▸ **Source passage**
===============
I didn't see your first post, so I made the assumption (based on this one) that you two had been together for a while now.

And by "a while", I mean long enough that losing her could set you back a few years and that you'd actually have pieces to pick up.

With all due respect, you've only been dating her for a few months. With everything you've said about her in this post (and the other), I'm not exactly sure what you see in her, nor what a big loss this would be for you.


----------



## chillymorn (Aug 11, 2010)

Bang the $hit out of her a few times then dump her!!!!!


----------



## EleGirl (Dec 3, 2011)

chillymorn said:


> Bang the $hit out of her a few times then dump her!!!!!


Oh yea, that's just great advice... :scratchhead:


----------



## chillymorn (Aug 11, 2010)

EleGirl said:


> Oh yea, that's just great advice... :scratchhead:


Why not? Treat her like what she is! A *****!


----------



## chillymorn (Aug 11, 2010)

Just make sure you wrap it up!


----------



## bandit.45 (Feb 8, 2012)

goldstandard said:


> Thanks for your replies. I can't believe that she is playing dumb with my concerns. There has to be a line drawn in the sand when the marriage is over and the kids are grown. If she wanted the best interest for the ex's current marriage, she would not be encouraging the negative remarks from her kids. Why would anyone want to be a third wheel at the dinner table or in a car ride? :scratchhead:


Have you asked her these questions?


----------



## bandit.45 (Feb 8, 2012)

EleGirl said:


> Oh yea, that's just great advice... :scratchhead:


:rofl:


----------



## warlock07 (Oct 28, 2011)

> Many years ago, I dated this same woman right out of high school who dumped me for her now ex husband.


And you call his ex wife a doormat.. Hello pot, this is kettle.


----------



## synthetic (Jan 5, 2012)

EleGirl said:


> Oh yea, that's just great advice... :scratchhead:


It's generally good advice. That's how a short relationship with absolutely no leg to stand on should be treated.

But I get your point  The OP has serious "doormat-ism" issues and suffers from serious insecurities that make him outright abusive to himself. Sex with that woman would not be a good thing.

Hey GoldStandard, did you dump her yet? 

How about now?

It's getting late.
===============
▸ **Exercises**
a) Please rewrite the forum thread paragraph beginning "With all due respect" as one shorter sentence that keeps its main facts.
b) Write the next part of the forum thread, picking up after its final post.
The records come from a separate source.

▸ **Given data**
===============
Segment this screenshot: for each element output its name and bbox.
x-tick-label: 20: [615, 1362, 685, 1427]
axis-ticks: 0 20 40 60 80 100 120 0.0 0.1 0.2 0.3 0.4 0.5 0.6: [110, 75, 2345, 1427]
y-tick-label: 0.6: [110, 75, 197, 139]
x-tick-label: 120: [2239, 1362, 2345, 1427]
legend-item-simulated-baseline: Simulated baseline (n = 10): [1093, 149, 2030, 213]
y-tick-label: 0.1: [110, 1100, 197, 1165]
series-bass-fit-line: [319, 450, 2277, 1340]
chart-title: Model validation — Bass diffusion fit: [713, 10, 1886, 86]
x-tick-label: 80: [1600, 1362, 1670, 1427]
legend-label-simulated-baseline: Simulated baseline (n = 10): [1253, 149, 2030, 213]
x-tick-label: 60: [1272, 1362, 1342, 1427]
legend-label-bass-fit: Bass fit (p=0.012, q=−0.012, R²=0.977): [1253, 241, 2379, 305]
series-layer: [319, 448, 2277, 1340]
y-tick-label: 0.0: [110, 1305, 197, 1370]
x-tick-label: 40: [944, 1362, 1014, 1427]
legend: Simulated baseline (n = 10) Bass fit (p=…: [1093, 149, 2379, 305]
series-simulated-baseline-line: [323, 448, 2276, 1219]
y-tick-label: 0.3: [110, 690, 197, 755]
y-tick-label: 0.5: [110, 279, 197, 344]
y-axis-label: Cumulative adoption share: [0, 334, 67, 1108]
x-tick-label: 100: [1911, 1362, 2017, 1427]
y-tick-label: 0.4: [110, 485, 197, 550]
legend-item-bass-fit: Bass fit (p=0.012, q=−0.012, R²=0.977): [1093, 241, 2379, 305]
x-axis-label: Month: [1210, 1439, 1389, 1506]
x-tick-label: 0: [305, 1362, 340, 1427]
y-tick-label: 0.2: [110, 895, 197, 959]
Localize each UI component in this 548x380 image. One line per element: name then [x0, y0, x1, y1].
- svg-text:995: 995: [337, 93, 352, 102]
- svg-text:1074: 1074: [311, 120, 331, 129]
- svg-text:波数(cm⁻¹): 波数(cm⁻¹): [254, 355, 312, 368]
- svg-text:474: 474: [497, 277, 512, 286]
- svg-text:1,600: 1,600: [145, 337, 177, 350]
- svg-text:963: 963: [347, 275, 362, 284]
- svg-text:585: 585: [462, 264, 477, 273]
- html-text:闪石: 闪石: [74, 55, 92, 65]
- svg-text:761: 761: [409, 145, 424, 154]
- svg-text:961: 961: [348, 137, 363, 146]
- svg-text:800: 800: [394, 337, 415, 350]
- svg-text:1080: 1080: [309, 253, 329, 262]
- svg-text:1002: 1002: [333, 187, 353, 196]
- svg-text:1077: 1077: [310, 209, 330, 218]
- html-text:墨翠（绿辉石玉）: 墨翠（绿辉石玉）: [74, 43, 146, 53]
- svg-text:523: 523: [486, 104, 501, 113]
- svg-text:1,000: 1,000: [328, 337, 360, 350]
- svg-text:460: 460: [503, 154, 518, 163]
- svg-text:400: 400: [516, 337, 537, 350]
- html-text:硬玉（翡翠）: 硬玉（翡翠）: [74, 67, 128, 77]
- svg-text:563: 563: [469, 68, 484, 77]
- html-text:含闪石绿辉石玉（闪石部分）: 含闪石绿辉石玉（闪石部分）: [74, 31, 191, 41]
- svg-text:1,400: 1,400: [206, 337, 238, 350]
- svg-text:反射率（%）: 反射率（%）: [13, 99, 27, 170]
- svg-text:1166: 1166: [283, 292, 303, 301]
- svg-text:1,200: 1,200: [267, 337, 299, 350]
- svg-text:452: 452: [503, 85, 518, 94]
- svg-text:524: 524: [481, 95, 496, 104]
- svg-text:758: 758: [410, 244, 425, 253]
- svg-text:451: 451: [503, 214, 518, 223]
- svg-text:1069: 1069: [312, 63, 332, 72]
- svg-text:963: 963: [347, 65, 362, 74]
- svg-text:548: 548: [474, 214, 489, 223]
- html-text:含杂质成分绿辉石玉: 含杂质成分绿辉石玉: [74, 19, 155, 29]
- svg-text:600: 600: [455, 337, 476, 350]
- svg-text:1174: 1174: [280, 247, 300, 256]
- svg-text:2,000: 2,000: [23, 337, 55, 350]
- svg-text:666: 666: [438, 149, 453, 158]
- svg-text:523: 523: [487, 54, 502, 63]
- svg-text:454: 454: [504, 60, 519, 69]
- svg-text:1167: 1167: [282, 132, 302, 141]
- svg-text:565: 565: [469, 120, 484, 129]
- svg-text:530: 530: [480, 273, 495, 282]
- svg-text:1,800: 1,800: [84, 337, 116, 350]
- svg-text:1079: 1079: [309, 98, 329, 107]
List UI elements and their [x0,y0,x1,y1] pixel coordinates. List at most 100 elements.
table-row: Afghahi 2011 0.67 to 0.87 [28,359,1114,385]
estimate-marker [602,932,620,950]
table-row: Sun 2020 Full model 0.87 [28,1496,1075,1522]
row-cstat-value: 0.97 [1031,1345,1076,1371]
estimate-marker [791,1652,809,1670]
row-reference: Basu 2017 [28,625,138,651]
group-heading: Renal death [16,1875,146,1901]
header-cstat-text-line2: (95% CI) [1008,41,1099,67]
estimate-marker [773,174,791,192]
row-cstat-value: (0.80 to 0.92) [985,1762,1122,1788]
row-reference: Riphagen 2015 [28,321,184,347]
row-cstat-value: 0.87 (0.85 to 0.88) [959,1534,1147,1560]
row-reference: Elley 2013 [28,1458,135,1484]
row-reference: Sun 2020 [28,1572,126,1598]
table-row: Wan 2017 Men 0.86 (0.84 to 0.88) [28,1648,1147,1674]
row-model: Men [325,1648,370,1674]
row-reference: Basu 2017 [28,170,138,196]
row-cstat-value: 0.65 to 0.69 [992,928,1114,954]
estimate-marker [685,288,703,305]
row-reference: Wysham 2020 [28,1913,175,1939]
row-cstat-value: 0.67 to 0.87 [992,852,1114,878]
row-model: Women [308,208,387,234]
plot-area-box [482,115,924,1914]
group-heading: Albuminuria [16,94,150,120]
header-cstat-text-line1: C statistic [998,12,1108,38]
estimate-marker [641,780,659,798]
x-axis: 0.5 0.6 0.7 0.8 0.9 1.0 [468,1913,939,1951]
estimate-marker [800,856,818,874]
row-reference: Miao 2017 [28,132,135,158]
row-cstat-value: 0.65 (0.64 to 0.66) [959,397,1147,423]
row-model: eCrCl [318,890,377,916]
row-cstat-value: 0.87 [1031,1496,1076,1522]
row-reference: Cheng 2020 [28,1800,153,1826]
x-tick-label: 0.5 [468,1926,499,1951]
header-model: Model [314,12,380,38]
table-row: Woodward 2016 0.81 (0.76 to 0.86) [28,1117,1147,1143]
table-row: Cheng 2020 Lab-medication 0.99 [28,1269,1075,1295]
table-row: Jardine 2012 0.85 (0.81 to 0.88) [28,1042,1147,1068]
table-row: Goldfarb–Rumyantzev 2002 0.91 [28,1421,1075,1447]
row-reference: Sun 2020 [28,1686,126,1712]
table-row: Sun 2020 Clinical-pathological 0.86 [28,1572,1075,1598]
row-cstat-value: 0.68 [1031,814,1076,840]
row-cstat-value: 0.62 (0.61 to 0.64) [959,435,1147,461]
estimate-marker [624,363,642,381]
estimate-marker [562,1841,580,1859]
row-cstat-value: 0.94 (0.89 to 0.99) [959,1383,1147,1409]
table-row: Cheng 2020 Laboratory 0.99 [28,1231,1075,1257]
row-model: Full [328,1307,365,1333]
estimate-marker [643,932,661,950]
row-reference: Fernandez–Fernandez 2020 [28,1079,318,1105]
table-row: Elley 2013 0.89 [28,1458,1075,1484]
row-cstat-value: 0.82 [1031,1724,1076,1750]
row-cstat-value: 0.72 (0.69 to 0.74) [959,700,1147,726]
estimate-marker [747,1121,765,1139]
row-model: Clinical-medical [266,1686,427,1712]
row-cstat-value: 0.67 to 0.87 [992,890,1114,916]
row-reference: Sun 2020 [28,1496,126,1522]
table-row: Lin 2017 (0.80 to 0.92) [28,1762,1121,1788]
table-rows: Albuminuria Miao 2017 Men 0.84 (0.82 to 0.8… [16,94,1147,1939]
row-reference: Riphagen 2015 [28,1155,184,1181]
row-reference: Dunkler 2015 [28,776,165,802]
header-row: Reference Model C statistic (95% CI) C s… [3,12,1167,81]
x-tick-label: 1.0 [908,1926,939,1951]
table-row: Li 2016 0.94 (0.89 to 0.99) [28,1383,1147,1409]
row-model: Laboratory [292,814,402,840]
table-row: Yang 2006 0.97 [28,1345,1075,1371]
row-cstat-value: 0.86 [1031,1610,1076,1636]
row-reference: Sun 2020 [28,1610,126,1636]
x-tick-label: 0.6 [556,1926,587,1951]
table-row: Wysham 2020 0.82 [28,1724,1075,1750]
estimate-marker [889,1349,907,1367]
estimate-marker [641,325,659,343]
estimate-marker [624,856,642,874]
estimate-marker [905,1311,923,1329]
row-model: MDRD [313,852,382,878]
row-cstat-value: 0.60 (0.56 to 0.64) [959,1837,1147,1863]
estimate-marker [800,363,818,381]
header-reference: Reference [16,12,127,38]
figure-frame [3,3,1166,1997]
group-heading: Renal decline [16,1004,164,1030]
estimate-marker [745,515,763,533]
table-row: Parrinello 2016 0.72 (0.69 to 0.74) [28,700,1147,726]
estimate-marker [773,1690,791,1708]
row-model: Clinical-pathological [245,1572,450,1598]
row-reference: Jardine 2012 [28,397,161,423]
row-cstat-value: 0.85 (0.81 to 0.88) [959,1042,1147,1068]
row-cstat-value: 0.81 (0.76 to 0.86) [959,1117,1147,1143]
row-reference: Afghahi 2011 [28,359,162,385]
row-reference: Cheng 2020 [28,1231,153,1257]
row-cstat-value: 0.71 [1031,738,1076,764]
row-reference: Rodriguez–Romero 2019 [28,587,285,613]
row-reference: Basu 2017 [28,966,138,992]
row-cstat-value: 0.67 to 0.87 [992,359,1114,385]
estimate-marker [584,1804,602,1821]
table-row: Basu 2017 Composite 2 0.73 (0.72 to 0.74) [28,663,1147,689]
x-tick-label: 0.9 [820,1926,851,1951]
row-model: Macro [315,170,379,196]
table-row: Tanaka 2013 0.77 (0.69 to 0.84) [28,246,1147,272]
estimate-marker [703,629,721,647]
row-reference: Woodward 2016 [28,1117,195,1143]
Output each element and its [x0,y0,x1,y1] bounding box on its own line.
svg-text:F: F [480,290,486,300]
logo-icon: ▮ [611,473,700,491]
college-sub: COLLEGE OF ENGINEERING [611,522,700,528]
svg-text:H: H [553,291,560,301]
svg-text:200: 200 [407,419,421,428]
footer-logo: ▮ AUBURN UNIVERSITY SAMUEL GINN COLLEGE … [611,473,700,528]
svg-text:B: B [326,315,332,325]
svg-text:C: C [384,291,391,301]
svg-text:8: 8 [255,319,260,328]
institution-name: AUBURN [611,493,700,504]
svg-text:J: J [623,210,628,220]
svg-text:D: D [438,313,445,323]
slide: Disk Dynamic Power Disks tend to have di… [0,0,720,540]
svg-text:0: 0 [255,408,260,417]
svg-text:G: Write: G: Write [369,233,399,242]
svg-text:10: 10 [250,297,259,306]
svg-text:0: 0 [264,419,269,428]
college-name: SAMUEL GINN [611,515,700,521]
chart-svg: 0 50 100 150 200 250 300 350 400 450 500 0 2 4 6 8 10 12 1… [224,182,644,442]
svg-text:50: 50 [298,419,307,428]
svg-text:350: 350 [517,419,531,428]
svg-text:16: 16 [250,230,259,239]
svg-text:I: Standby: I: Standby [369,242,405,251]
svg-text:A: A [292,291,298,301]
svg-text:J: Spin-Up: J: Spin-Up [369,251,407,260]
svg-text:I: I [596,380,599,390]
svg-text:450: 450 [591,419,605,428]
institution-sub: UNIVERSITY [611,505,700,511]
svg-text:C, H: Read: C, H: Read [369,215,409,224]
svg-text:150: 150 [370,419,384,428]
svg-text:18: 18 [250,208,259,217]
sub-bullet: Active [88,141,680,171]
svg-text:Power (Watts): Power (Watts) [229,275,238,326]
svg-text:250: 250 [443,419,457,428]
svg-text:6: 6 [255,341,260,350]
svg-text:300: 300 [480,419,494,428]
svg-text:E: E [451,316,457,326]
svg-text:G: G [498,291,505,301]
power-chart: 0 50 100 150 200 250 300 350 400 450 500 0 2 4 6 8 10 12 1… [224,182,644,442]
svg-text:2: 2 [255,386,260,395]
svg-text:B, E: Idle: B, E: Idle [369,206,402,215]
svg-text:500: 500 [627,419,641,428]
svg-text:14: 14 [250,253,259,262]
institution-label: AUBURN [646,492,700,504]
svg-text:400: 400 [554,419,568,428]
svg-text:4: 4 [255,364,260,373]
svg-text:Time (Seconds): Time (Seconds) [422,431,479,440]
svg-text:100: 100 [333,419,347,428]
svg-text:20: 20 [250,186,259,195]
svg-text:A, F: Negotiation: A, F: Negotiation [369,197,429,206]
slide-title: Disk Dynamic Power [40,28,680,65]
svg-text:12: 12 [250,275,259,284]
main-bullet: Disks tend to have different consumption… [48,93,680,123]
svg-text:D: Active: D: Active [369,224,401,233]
===============
▸ **Answers to the exercise**
a) You've dated her for only a few months, and from what you've said about her in this post and the other, it's unclear what you see in her or why losing her would be a big loss.

b)
----------



## goldstandard (Apr 9, 2012)

Thanks for your responses. No, I am no longer with her. I broke it off last week. I'm sorry that I posted this concern of mine a few weeks ago. I tried to break it off back then but got hovered back in.

It is over now and I will not be going back. I was accused of being jealous and immature that I don't accept that she participates in many functions with her ex and his wife. I do struggle with a lack of self esteem which is why I reposted my concern once again. I was looking for reassurance that what was bothering me about it was not inappropriate. I don't think it is a matter of me being jealous as much as a feeling of being uncomfortable. Besides, this ex she dumped me for years ago. I feel like second choice or consolation prize and I don't need to have him thrown in my face all the time as a reminder. She told me that if I had more self confidence, it would not bother me to join them in their functions together.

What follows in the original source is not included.